- [Dataset listings of figures]
· · ·

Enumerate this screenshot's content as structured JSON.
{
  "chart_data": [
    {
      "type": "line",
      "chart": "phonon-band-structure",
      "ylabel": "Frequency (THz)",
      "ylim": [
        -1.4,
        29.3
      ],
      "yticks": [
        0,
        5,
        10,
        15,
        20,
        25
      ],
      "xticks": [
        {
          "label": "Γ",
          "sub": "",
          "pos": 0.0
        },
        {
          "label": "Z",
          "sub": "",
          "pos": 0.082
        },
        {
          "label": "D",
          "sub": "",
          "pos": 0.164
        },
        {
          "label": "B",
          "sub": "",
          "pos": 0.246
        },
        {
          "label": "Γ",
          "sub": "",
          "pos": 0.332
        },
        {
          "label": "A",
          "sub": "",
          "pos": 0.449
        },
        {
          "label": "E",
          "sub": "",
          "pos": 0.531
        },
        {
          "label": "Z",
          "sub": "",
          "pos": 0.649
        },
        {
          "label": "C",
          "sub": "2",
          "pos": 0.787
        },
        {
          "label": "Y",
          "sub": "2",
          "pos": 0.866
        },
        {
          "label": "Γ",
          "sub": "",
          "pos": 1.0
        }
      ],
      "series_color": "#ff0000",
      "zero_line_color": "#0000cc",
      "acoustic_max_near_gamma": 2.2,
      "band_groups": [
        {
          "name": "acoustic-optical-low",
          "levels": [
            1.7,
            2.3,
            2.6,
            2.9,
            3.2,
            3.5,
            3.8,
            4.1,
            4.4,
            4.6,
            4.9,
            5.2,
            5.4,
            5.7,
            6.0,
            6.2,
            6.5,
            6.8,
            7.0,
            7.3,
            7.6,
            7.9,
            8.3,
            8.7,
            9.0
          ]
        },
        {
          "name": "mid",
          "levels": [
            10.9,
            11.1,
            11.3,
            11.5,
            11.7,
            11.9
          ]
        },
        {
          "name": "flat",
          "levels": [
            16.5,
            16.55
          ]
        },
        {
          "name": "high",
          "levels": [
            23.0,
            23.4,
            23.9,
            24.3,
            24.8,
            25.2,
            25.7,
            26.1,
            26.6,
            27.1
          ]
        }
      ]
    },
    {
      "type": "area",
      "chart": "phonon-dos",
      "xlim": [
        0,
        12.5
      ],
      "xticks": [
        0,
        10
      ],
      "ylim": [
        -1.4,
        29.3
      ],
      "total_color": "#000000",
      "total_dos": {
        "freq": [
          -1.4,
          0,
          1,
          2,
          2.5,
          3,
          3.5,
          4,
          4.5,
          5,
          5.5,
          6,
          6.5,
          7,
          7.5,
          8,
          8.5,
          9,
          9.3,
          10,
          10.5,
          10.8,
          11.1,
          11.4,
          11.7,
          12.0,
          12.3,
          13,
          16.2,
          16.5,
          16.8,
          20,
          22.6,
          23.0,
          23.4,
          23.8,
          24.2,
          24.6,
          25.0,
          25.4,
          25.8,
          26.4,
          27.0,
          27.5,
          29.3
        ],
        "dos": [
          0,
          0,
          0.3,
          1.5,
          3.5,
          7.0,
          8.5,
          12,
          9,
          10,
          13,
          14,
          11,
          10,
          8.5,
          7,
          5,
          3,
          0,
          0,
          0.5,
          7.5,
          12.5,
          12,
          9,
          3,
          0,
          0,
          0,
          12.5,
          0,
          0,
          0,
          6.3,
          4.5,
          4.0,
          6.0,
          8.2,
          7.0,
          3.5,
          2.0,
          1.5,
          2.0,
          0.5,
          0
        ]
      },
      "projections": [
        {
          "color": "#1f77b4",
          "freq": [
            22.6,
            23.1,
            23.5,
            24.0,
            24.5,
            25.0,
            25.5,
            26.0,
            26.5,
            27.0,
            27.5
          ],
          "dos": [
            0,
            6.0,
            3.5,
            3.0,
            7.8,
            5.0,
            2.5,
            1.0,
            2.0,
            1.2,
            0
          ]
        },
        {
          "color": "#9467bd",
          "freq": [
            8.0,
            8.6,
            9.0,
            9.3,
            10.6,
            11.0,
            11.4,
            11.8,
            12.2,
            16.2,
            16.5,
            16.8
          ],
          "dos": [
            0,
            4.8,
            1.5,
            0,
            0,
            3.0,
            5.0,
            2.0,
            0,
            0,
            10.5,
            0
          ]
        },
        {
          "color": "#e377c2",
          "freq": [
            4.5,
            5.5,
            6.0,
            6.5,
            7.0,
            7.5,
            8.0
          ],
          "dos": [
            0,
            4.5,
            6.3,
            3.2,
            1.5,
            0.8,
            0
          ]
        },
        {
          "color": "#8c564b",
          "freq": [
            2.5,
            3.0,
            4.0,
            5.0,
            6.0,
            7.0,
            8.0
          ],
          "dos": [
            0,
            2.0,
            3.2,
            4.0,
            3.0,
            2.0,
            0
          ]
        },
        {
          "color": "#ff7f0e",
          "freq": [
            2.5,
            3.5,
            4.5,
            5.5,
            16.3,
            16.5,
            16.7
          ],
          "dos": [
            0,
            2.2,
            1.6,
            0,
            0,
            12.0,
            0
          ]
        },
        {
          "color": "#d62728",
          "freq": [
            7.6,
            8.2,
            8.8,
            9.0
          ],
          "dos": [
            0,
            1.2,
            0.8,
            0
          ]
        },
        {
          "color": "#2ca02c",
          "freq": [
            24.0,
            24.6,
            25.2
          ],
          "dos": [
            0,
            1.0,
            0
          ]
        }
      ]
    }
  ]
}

· · ·

- [EXERCISE]
Please quote every record above exactly as it appears.

- [WORKED SOLUTION]
Enumerate this screenshot's content as structured JSON.
{
  "chart_data": [
    {
      "type": "line",
      "chart": "phonon-band-structure",
      "ylabel": "Frequency (THz)",
      "ylim": [
        -1.4,
        29.3
      ],
      "yticks": [
        0,
        5,
        10,
        15,
        20,
        25
      ],
      "xticks": [
        {
          "label": "Γ",
          "sub": "",
          "pos": 0.0
        },
        {
          "label": "Z",
          "sub": "",
          "pos": 0.082
        },
        {
          "label": "D",
          "sub": "",
          "pos": 0.164
        },
        {
          "label": "B",
          "sub": "",
          "pos": 0.246
        },
        {
          "label": "Γ",
          "sub": "",
          "pos": 0.332
        },
        {
          "label": "A",
          "sub": "",
          "pos": 0.449
        },
        {
          "label": "E",
          "sub": "",
          "pos": 0.531
        },
        {
          "label": "Z",
          "sub": "",
          "pos": 0.649
        },
        {
          "label": "C",
          "sub": "2",
          "pos": 0.787
        },
        {
          "label": "Y",
          "sub": "2",
          "pos": 0.866
        },
        {
          "label": "Γ",
          "sub": "",
          "pos": 1.0
        }
      ],
      "series_color": "#ff0000",
      "zero_line_color": "#0000cc",
      "acoustic_max_near_gamma": 2.2,
      "band_groups": [
        {
          "name": "acoustic-optical-low",
          "levels": [
            1.7,
            2.3,
            2.6,
            2.9,
            3.2,
            3.5,
            3.8,
            4.1,
            4.4,
            4.6,
            4.9,
            5.2,
            5.4,
            5.7,
            6.0,
            6.2,
            6.5,
            6.8,
            7.0,
            7.3,
            7.6,
            7.9,
            8.3,
            8.7,
            9.0
          ]
        },
        {
          "name": "mid",
          "levels": [
            10.9,
            11.1,
            11.3,
            11.5,
            11.7,
            11.9
          ]
        },
        {
          "name": "flat",
          "levels": [
            16.5,
            16.55
          ]
        },
        {
          "name": "high",
          "levels": [
            23.0,
            23.4,
            23.9,
            24.3,
            24.8,
            25.2,
            25.7,
            26.1,
            26.6,
            27.1
          ]
        }
      ]
    },
    {
      "type": "area",
      "chart": "phonon-dos",
      "xlim": [
        0,
        12.5
      ],
      "xticks": [
        0,
        10
      ],
      "ylim": [
        -1.4,
        29.3
      ],
      "total_color": "#000000",
      "total_dos": {
        "freq": [
          -1.4,
          0,
          1,
          2,
          2.5,
          3,
          3.5,
          4,
          4.5,
          5,
          5.5,
          6,
          6.5,
          7,
          7.5,
          8,
          8.5,
          9,
          9.3,
          10,
          10.5,
          10.8,
          11.1,
          11.4,
          11.7,
          12.0,
          12.3,
          13,
          16.2,
          16.5,
          16.8,
          20,
          22.6,
          23.0,
          23.4,
          23.8,
          24.2,
          24.6,
          25.0,
          25.4,
          25.8,
          26.4,
          27.0,
          27.5,
          29.3
        ],
        "dos": [
          0,
          0,
          0.3,
          1.5,
          3.5,
          7.0,
          8.5,
          12,
          9,
          10,
          13,
          14,
          11,
          10,
          8.5,
          7,
          5,
          3,
          0,
          0,
          0.5,
          7.5,
          12.5,
          12,
          9,
          3,
          0,
          0,
          0,
          12.5,
          0,
          0,
          0,
          6.3,
          4.5,
          4.0,
          6.0,
          8.2,
          7.0,
          3.5,
          2.0,
          1.5,
          2.0,
          0.5,
          0
        ]
      },
      "projections": [
        {
          "color": "#1f77b4",
          "freq": [
            22.6,
            23.1,
            23.5,
            24.0,
            24.5,
            25.0,
            25.5,
            26.0,
            26.5,
            27.0,
            27.5
          ],
          "dos": [
            0,
            6.0,
            3.5,
            3.0,
            7.8,
            5.0,
            2.5,
            1.0,
            2.0,
            1.2,
            0
          ]
        },
        {
          "color": "#9467bd",
          "freq": [
            8.0,
            8.6,
            9.0,
            9.3,
            10.6,
            11.0,
            11.4,
            11.8,
            12.2,
            16.2,
            16.5,
            16.8
          ],
          "dos": [
            0,
            4.8,
            1.5,
            0,
            0,
            3.0,
            5.0,
            2.0,
            0,
            0,
            10.5,
            0
          ]
        },
        {
          "color": "#e377c2",
          "freq": [
            4.5,
            5.5,
            6.0,
            6.5,
            7.0,
            7.5,
            8.0
          ],
          "dos": [
            0,
            4.5,
            6.3,
            3.2,
            1.5,
            0.8,
            0
          ]
        },
        {
          "color": "#8c564b",
          "freq": [
            2.5,
            3.0,
            4.0,
            5.0,
            6.0,
            7.0,
            8.0
          ],
          "dos": [
            0,
            2.0,
            3.2,
            4.0,
            3.0,
            2.0,
            0
          ]
        },
        {
          "color": "#ff7f0e",
          "freq": [
            2.5,
            3.5,
            4.5,
            5.5,
            16.3,
            16.5,
            16.7
          ],
          "dos": [
            0,
            2.2,
            1.6,
            0,
            0,
            12.0,
            0
          ]
        },
        {
          "color": "#d62728",
          "freq": [
            7.6,
            8.2,
            8.8,
            9.0
          ],
          "dos": [
            0,
            1.2,
            0.8,
            0
          ]
        },
        {
          "color": "#2ca02c",
          "freq": [
            24.0,
            24.6,
            25.2
          ],
          "dos": [
            0,
            1.0,
            0
          ]
        }
      ]
    }
  ]
}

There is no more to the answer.